→ ASSIGNED TASK: Reproduce the review passage starting at "MDE et al. response: We" and ending at "(new Ref. [8]).", switching "manuscript" to "version".

→ PASSAGE SHOWN:
▬▬▬▬▬▬

The other referees will surely have a lot to complain about, I am very happy to see these findings.

MDE et al. response: We thank the Reviewer for the very positive comments. In the revised manuscript, we have added the noted reference of Ku et al., Nature 2015 (new Ref. [8]).

Reviewer 2: Nick Lane

Reviewer summary

This is a good paper and seems to have been well done. I am not a phylogeneticist so I will defer review of the specific trees to other referees. However, the major conclusions are important, and the paper deserves publication, albeit with some recommended changes and clarifications.

This metagenomic study shows that genes for the two major eukaryotic types of [FeFe] hydrogenase are all present, along with genes for the required maturase enzymes, in the genomes of various alpha-proteobacteria related to Rhodospirillum rubrum. This finding is important in relation to the origin of the eukaryotic cell: was the bacterium that became the mitochondria a facultative anaerobe (in which case it was the ancestor of both hydrogenosomes and aerobic mitochondria) or was it an aerobic bacterium, in which case the [FeFe] hydrogenases were acquired independently on multiple occasions by lateral gene transfer from strictly anaerobic bacteria such as Clostridium? While there are several independent reasons to infer a single acquisition (see below), one problem in the past has been that not all the genes for [FeFe] hydrogenases and the maturases are present in alpha-proteobacteria.

This paper shows that in fact all the required genes are indeed present in close relatives of the facultatively anaerobic bacterium Rhodospirillum rubrum, and hence there is most likely to have been a common origin for aerobic and anaerobic metabolism in the mitochondria and hydrogenosomes. This is a pleasing finding that clarifies a controversial area and is wholly consistent with the predictions of the hydrogen hypothesis (Martin and Muller, Nature 1998), which explicitly predicts that the genes required for hydrogenesis derive from a facultatively anaerobic bacterium that was the common ancestor of both mitochondria and hydrogenosomes. This is also pleasing in that it is entirely consistent with bioenergetic considerations (e.g., Lane and Martin, Nature 2010) which also point to a singular origin of the eukaryotic cell in an endosymbiosis between an archaeon and a bacterium related to modern alpha-proteobacteria. Thus the paper supports the simple hypothesis that eukaryotes arose in a singular endosymbiosis between an archaeaon and a facultatively anaerobic bacterium.

▬▬▬▬▬▬

→ RAW DATA:
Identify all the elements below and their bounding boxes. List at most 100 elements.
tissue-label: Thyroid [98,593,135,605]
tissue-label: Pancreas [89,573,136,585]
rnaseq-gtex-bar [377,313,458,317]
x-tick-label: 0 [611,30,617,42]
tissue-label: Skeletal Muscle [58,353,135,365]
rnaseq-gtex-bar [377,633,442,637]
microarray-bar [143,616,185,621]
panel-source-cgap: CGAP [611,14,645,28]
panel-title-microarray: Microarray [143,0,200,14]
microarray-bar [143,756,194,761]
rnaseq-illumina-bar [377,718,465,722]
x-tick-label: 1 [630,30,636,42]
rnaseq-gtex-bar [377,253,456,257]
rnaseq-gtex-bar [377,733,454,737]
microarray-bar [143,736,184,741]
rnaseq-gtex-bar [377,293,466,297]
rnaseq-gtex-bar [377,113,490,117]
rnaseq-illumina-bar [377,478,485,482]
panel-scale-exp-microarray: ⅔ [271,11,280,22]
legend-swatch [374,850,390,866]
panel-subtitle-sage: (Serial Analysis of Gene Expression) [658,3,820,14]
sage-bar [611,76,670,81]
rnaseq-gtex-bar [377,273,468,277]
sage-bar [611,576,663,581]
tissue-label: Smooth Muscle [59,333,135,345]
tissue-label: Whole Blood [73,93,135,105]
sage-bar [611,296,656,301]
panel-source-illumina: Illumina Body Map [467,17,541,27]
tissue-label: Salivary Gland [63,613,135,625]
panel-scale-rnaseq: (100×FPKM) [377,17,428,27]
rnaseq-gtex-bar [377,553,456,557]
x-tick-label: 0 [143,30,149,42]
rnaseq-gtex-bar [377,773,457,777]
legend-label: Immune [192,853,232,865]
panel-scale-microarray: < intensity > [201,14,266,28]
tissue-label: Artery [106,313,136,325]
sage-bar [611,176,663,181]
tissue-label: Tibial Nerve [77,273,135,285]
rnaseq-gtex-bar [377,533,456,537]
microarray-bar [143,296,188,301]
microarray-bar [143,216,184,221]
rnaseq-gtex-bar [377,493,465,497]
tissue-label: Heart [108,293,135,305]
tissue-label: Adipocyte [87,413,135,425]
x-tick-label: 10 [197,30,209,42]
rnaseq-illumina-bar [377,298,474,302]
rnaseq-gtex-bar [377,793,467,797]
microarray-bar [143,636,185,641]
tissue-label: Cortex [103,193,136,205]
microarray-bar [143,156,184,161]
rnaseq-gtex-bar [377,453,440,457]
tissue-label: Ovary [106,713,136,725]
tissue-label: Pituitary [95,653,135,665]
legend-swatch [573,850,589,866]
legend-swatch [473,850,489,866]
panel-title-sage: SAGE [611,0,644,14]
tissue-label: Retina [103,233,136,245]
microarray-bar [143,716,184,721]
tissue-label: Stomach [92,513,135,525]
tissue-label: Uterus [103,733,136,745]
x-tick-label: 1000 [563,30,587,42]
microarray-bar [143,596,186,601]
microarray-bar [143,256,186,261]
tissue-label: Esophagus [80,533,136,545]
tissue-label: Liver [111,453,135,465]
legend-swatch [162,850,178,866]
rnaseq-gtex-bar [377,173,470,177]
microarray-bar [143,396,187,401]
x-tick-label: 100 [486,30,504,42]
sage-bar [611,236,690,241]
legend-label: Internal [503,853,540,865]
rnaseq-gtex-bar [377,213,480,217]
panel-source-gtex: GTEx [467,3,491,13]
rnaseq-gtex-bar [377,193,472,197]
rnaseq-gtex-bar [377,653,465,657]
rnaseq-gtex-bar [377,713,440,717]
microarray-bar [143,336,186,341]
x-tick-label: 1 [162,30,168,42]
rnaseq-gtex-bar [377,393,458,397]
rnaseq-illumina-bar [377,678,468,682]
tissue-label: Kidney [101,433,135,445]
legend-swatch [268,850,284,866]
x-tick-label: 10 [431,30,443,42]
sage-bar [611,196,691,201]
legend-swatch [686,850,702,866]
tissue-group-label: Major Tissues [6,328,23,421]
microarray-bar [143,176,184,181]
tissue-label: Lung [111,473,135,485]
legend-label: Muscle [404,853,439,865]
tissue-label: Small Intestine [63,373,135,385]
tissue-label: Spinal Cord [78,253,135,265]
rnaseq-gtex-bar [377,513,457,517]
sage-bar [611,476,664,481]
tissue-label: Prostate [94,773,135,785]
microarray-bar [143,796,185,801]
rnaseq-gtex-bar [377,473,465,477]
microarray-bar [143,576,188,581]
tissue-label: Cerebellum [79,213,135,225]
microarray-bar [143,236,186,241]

▬▬▬▬▬▬

→ TASK OUTPUT:
MDE et al. response: We thank the Reviewer for the very positive comments. In the revised version, we have added the noted reference of Ku et al., Nature 2015 (new Ref. [8]).